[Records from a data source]
※
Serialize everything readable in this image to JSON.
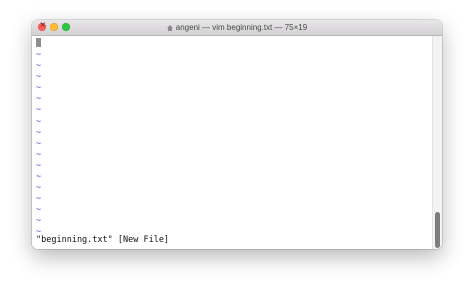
{
  "window": {
    "title": "angeni — vim beginning.txt — 75×19"
  },
  "icons": {
    "close": "close-icon",
    "minimize": "minimize-icon",
    "maximize": "maximize-icon",
    "home": "home-folder-icon"
  },
  "colors": {
    "tilde": "#3a4fe8",
    "close": "#fe5f57",
    "minimize": "#febc2e",
    "maximize": "#28c840"
  },
  "editor": {
    "empty_line_marker": "~",
    "status_message": "\"beginning.txt\" [New File]"
  }
}
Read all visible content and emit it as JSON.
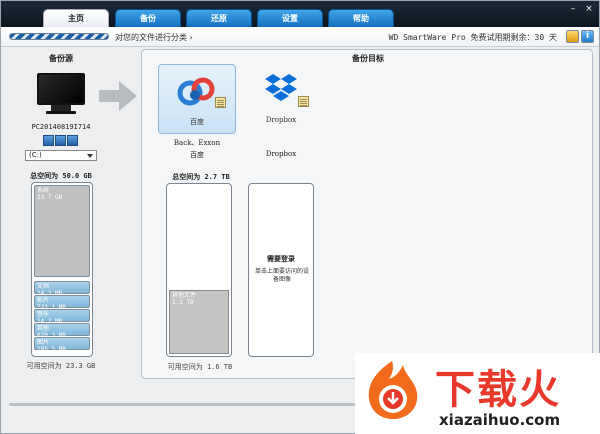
{
  "tabs": [
    {
      "label": "主页",
      "active": true
    },
    {
      "label": "备份",
      "active": false
    },
    {
      "label": "还原",
      "active": false
    },
    {
      "label": "设置",
      "active": false
    },
    {
      "label": "帮助",
      "active": false
    }
  ],
  "window_controls": {
    "minimize": "–",
    "close": "×"
  },
  "progress": {
    "text": "对您的文件进行分类 ›",
    "trial_text": "WD SmartWare Pro 免费试用期剩余：30 天",
    "info_label": "i"
  },
  "source": {
    "title": "备份源",
    "computer_name": "PC20140819I714",
    "drive": "(C:)",
    "total_space": "总空间为 50.0 GB",
    "segments": [
      {
        "name": "系统",
        "size": "23.7 GB"
      },
      {
        "name": "文档",
        "size": "24.3 MB"
      },
      {
        "name": "影片",
        "size": "722.1 MB"
      },
      {
        "name": "音乐",
        "size": "14.2 MB"
      },
      {
        "name": "其他",
        "size": "620.3 MB"
      },
      {
        "name": "图片",
        "size": "105.5 MB"
      }
    ],
    "available": "可用空间为 23.3 GB"
  },
  "target": {
    "title": "备份目标",
    "baidu": {
      "tile_label": "百度",
      "caption": "Back、Exxon",
      "name": "百度"
    },
    "dropbox": {
      "tile_label": "Dropbox",
      "name": "Dropbox"
    },
    "total_space": "总空间为 2.7 TB",
    "used": {
      "name": "其他文件",
      "size": "1.1 TB"
    },
    "available": "可用空间为 1.6 TB",
    "login_title": "需要登录",
    "login_desc": "单击上面要访问的设备图像"
  },
  "watermark": {
    "title": "下载火",
    "url": "xiazaihuo.com"
  },
  "colors": {
    "tab_blue": "#1470c0",
    "dropbox_blue": "#0d6fd9",
    "brand_red": "#e8382a"
  }
}
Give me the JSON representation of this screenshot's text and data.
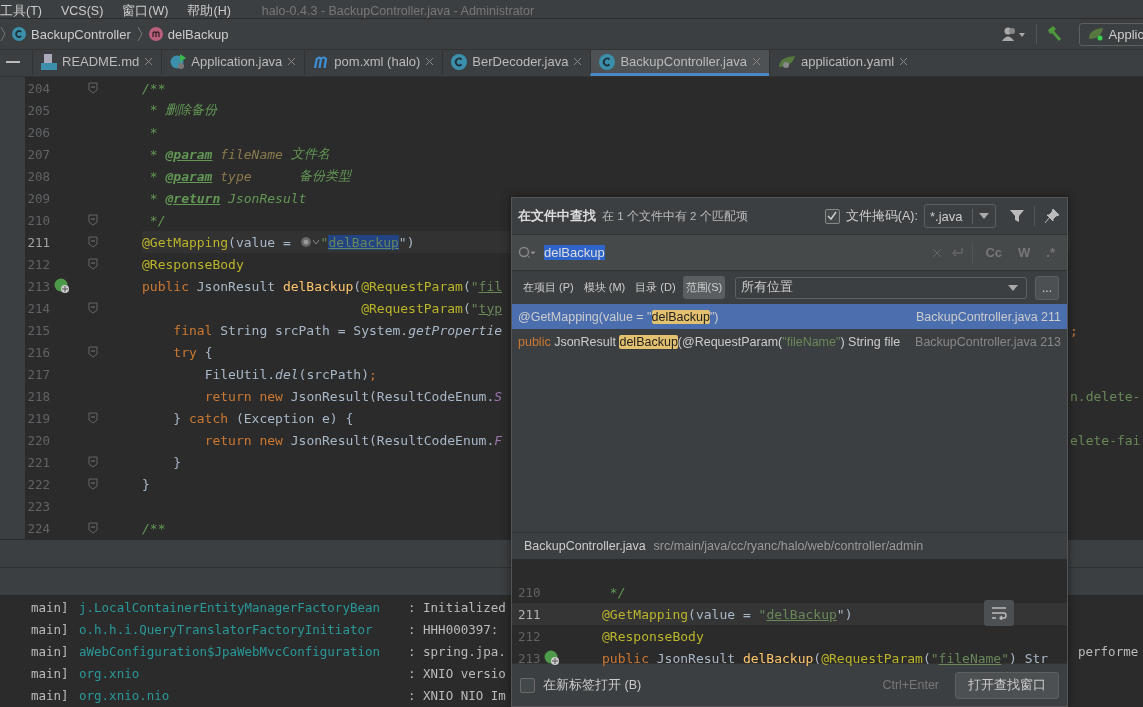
※
[DIRECTIVE]
Quote the records above in full, dropping each picture.

[ANSWER IN FULL]
Serialize everything readable in this image to JSON.
{
  "window": {
    "title": "angeni — vim beginning.txt — 75×19"
  },
  "icons": {
    "close": "close-icon",
    "minimize": "minimize-icon",
    "maximize": "maximize-icon",
    "home": "home-folder-icon"
  },
  "colors": {
    "tilde": "#3a4fe8",
    "close": "#fe5f57",
    "minimize": "#febc2e",
    "maximize": "#28c840"
  },
  "editor": {
    "empty_line_marker": "~",
    "status_message": "\"beginning.txt\" [New File]"
  }
}
Read all visible content and emit it as JSON.
{
  "tabs": [
    {
      "label": "主页",
      "active": true
    },
    {
      "label": "备份",
      "active": false
    },
    {
      "label": "还原",
      "active": false
    },
    {
      "label": "设置",
      "active": false
    },
    {
      "label": "帮助",
      "active": false
    }
  ],
  "window_controls": {
    "minimize": "–",
    "close": "×"
  },
  "progress": {
    "text": "对您的文件进行分类 ›",
    "trial_text": "WD SmartWare Pro 免费试用期剩余：30 天",
    "info_label": "i"
  },
  "source": {
    "title": "备份源",
    "computer_name": "PC20140819I714",
    "drive": "(C:)",
    "total_space": "总空间为 50.0 GB",
    "segments": [
      {
        "name": "系统",
        "size": "23.7 GB"
      },
      {
        "name": "文档",
        "size": "24.3 MB"
      },
      {
        "name": "影片",
        "size": "722.1 MB"
      },
      {
        "name": "音乐",
        "size": "14.2 MB"
      },
      {
        "name": "其他",
        "size": "620.3 MB"
      },
      {
        "name": "图片",
        "size": "105.5 MB"
      }
    ],
    "available": "可用空间为 23.3 GB"
  },
  "target": {
    "title": "备份目标",
    "baidu": {
      "tile_label": "百度",
      "caption": "Back、Exxon",
      "name": "百度"
    },
    "dropbox": {
      "tile_label": "Dropbox",
      "name": "Dropbox"
    },
    "total_space": "总空间为 2.7 TB",
    "used": {
      "name": "其他文件",
      "size": "1.1 TB"
    },
    "available": "可用空间为 1.6 TB",
    "login_title": "需要登录",
    "login_desc": "单击上面要访问的设备图像"
  },
  "watermark": {
    "title": "下载火",
    "url": "xiazaihuo.com"
  },
  "colors": {
    "tab_blue": "#1470c0",
    "dropbox_blue": "#0d6fd9",
    "brand_red": "#e8382a"
  }
}
Give me the JSON representation of this screenshot's text and data.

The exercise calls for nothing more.